(Extracts from a graphics dataset)
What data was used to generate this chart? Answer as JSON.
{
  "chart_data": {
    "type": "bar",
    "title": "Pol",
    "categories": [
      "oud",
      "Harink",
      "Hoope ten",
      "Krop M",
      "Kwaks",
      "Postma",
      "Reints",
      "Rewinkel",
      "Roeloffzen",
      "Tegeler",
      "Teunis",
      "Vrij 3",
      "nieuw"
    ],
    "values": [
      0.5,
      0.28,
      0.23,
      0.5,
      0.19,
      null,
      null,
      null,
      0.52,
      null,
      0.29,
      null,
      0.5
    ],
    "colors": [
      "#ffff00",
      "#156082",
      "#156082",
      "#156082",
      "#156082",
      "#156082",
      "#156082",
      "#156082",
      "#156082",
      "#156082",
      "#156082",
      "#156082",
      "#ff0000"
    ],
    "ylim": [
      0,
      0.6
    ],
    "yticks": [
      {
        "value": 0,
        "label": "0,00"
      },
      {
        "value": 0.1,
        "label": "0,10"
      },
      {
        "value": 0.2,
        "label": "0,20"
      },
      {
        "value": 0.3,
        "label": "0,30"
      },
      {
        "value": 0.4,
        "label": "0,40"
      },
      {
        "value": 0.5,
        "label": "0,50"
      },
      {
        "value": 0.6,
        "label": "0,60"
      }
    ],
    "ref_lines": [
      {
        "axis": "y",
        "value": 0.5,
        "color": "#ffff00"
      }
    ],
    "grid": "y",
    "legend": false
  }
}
==
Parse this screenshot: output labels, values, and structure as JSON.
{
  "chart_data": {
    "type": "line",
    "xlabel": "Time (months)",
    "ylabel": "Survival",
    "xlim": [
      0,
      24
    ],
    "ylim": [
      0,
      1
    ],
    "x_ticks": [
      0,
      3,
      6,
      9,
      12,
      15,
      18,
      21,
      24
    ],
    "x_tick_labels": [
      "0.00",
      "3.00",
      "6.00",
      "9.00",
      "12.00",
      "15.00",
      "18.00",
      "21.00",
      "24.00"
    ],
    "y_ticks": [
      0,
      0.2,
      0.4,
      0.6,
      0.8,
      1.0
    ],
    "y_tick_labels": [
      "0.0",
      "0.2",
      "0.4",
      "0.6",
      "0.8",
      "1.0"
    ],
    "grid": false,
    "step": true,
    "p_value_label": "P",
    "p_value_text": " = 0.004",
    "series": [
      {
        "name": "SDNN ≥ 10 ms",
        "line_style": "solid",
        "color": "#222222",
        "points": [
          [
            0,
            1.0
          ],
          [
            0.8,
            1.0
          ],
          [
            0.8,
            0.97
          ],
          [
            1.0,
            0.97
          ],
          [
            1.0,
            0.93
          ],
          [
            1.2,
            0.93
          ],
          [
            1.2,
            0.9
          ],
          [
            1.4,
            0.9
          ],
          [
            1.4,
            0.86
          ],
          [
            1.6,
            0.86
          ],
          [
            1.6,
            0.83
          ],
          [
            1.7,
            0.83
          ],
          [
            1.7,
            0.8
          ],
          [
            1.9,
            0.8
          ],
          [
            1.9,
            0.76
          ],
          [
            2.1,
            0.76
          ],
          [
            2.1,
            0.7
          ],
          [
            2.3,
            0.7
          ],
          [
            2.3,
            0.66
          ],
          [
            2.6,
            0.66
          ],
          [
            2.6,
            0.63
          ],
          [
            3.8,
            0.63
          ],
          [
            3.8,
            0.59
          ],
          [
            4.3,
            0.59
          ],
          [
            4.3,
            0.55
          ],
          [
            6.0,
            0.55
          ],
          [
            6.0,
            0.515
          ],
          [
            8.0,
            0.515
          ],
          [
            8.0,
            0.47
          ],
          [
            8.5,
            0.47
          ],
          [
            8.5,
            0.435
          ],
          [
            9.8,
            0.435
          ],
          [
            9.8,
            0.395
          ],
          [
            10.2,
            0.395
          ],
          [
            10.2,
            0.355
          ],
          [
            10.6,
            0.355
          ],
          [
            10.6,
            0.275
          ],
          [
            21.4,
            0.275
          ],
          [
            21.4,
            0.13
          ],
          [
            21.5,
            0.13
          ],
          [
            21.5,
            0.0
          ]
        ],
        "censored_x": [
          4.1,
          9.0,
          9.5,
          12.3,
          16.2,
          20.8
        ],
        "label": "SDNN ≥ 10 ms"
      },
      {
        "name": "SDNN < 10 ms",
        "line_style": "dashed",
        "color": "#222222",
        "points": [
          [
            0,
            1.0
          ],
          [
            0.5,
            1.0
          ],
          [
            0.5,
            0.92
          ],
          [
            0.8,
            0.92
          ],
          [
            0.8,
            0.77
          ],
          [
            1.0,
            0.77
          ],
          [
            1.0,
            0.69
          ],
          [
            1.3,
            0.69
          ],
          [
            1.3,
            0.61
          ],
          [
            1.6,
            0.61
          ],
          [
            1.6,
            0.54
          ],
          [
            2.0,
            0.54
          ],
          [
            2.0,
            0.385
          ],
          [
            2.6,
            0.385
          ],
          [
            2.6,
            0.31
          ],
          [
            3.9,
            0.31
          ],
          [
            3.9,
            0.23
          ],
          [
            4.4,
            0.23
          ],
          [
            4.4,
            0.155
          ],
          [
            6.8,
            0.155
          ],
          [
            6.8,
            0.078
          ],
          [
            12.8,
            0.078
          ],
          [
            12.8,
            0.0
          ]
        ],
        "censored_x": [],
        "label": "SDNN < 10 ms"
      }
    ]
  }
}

• _To do_: Lines holding the word "JSON" in the entries above are the ones to pull out. Copy them all.

• _Reply_:
What data was used to generate this chart? Answer as JSON.
Parse this screenshot: output labels, values, and structure as JSON.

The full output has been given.